• _EXERCISE PROMPT_: Copy the listing below line for line, with no changes to any character.

--- start DATASET RECORDS ---

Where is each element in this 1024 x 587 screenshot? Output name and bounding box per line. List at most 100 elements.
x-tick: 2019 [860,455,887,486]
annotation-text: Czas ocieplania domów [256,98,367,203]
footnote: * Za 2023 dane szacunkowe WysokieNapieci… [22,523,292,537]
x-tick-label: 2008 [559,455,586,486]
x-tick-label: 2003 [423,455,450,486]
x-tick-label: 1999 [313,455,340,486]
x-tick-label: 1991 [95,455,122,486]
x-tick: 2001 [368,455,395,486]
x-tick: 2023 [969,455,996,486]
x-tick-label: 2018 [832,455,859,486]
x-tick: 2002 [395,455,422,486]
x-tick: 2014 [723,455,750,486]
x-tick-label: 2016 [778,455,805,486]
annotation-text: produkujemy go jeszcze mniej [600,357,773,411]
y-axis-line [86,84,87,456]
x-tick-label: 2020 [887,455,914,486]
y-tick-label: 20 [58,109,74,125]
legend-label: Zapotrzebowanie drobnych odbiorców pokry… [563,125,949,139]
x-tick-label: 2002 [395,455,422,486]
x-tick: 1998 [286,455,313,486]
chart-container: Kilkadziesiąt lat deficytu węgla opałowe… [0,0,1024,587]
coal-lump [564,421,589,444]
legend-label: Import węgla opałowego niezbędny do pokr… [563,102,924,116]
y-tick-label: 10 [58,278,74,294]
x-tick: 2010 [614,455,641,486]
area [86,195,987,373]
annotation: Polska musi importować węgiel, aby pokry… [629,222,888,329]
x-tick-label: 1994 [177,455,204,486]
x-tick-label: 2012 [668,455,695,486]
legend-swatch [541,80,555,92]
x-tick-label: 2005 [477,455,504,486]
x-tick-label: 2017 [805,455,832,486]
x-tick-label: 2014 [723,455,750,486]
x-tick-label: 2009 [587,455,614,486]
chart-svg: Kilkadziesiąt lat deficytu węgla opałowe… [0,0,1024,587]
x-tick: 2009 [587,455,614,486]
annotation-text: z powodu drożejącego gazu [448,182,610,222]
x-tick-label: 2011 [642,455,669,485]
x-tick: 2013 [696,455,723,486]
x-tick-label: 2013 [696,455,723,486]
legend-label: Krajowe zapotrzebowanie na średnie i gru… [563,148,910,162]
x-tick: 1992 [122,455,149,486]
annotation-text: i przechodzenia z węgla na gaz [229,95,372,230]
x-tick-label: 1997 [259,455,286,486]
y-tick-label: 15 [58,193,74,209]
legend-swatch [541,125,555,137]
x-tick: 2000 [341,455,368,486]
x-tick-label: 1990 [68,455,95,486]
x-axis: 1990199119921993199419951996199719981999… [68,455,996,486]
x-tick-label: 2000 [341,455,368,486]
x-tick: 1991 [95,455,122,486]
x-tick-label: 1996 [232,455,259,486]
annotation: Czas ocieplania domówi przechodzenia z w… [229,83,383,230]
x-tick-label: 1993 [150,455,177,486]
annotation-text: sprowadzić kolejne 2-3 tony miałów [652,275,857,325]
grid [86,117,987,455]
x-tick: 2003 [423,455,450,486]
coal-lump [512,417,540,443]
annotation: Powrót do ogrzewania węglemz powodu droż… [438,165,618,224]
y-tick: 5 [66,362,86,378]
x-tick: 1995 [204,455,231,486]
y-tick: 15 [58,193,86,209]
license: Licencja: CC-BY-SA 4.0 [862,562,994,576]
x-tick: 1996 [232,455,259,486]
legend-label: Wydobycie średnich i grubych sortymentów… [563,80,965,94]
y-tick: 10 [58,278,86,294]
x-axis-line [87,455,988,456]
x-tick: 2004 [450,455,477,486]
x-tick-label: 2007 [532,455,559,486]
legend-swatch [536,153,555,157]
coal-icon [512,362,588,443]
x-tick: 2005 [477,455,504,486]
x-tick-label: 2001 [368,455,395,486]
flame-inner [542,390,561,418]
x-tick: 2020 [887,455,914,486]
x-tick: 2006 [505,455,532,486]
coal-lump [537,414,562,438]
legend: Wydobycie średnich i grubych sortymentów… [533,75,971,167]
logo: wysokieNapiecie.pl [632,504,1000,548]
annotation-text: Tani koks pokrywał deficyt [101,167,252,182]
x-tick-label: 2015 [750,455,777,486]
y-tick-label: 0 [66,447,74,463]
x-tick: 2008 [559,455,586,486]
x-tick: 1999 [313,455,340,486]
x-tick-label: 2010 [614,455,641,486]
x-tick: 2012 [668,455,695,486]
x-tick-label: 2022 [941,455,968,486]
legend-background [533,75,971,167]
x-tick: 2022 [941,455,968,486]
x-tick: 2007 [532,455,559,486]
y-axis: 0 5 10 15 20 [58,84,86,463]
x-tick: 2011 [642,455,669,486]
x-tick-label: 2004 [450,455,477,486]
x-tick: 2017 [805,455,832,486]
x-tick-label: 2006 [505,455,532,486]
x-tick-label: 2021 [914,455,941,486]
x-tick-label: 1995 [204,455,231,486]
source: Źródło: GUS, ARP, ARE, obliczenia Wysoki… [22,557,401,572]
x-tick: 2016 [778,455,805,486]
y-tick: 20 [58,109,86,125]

--- end DATASET RECORDS ---

• _ANSWER TO THIS EXERCISE_:
Where is each element in this 1024 x 587 screenshot? Output name and bounding box per line. List at most 100 elements.
x-tick: 2019 [860,455,887,486]
annotation-text: Czas ocieplania domów [256,98,367,203]
footnote: * Za 2023 dane szacunkowe WysokieNapieci… [22,523,292,537]
x-tick-label: 2008 [559,455,586,486]
x-tick-label: 2003 [423,455,450,486]
x-tick-label: 1999 [313,455,340,486]
x-tick-label: 1991 [95,455,122,486]
x-tick: 2001 [368,455,395,486]
x-tick: 2023 [969,455,996,486]
x-tick-label: 2018 [832,455,859,486]
x-tick: 2002 [395,455,422,486]
x-tick: 2014 [723,455,750,486]
x-tick-label: 2016 [778,455,805,486]
annotation-text: produkujemy go jeszcze mniej [600,357,773,411]
y-axis-line [86,84,87,456]
x-tick-label: 2020 [887,455,914,486]
y-tick-label: 20 [58,109,74,125]
legend-label: Zapotrzebowanie drobnych odbiorców pokry… [563,125,949,139]
x-tick-label: 2002 [395,455,422,486]
x-tick: 1998 [286,455,313,486]
chart-container: Kilkadziesiąt lat deficytu węgla opałowe… [0,0,1024,587]
coal-lump [564,421,589,444]
legend-label: Import węgla opałowego niezbędny do pokr… [563,102,924,116]
y-tick-label: 10 [58,278,74,294]
x-tick: 2010 [614,455,641,486]
area [86,195,987,373]
annotation: Polska musi importować węgiel, aby pokry… [629,222,888,329]
x-tick-label: 1994 [177,455,204,486]
x-tick-label: 2012 [668,455,695,486]
legend-swatch [541,80,555,92]
x-tick-label: 2005 [477,455,504,486]
x-tick-label: 2017 [805,455,832,486]
x-tick-label: 2014 [723,455,750,486]
x-tick-label: 2009 [587,455,614,486]
chart-svg: Kilkadziesiąt lat deficytu węgla opałowe… [0,0,1024,587]
x-tick: 2009 [587,455,614,486]
annotation-text: z powodu drożejącego gazu [448,182,610,222]
x-tick-label: 2011 [642,455,669,485]
x-tick: 2013 [696,455,723,486]
x-tick-label: 2013 [696,455,723,486]
legend-label: Krajowe zapotrzebowanie na średnie i gru… [563,148,910,162]
x-tick: 1992 [122,455,149,486]
annotation-text: i przechodzenia z węgla na gaz [229,95,372,230]
x-tick-label: 1997 [259,455,286,486]
y-tick-label: 15 [58,193,74,209]
legend-swatch [541,125,555,137]
x-tick: 2000 [341,455,368,486]
x-tick-label: 1990 [68,455,95,486]
x-axis: 1990199119921993199419951996199719981999… [68,455,996,486]
x-tick-label: 2000 [341,455,368,486]
x-tick: 1991 [95,455,122,486]
x-tick-label: 1996 [232,455,259,486]
annotation: Czas ocieplania domówi przechodzenia z w… [229,83,383,230]
x-tick-label: 1993 [150,455,177,486]
annotation-text: sprowadzić kolejne 2-3 tony miałów [652,275,857,325]
grid [86,117,987,455]
x-tick: 2003 [423,455,450,486]
coal-lump [512,417,540,443]
annotation: Powrót do ogrzewania węglemz powodu droż… [438,165,618,224]
y-tick: 5 [66,362,86,378]
x-tick: 1995 [204,455,231,486]
y-tick: 15 [58,193,86,209]
license: Licencja: CC-BY-SA 4.0 [862,562,994,576]
x-tick: 1996 [232,455,259,486]
legend-label: Wydobycie średnich i grubych sortymentów… [563,80,965,94]
y-tick: 10 [58,278,86,294]
x-axis-line [87,455,988,456]
x-tick: 2004 [450,455,477,486]
x-tick-label: 2007 [532,455,559,486]
legend-swatch [536,153,555,157]
coal-icon [512,362,588,443]
x-tick: 2005 [477,455,504,486]
x-tick-label: 2001 [368,455,395,486]
flame-inner [542,390,561,418]
x-tick: 2020 [887,455,914,486]
x-tick: 2006 [505,455,532,486]
coal-lump [537,414,562,438]
legend: Wydobycie średnich i grubych sortymentów… [533,75,971,167]
logo: wysokieNapiecie.pl [632,504,1000,548]
annotation-text: Tani koks pokrywał deficyt [101,167,252,182]
x-tick-label: 2015 [750,455,777,486]
y-tick-label: 0 [66,447,74,463]
x-tick: 2008 [559,455,586,486]
x-tick: 1999 [313,455,340,486]
x-tick-label: 2010 [614,455,641,486]
x-tick: 2012 [668,455,695,486]
x-tick-label: 2022 [941,455,968,486]
legend-background [533,75,971,167]
x-tick: 2022 [941,455,968,486]
x-tick: 2007 [532,455,559,486]
y-axis: 0 5 10 15 20 [58,84,86,463]
x-tick: 2011 [642,455,669,486]
x-tick-label: 2004 [450,455,477,486]
x-tick: 2017 [805,455,832,486]
x-tick-label: 2006 [505,455,532,486]
x-tick-label: 2021 [914,455,941,486]
x-tick-label: 1995 [204,455,231,486]
source: Źródło: GUS, ARP, ARE, obliczenia Wysoki… [22,557,401,572]
x-tick: 2016 [778,455,805,486]
y-tick: 20 [58,109,86,125]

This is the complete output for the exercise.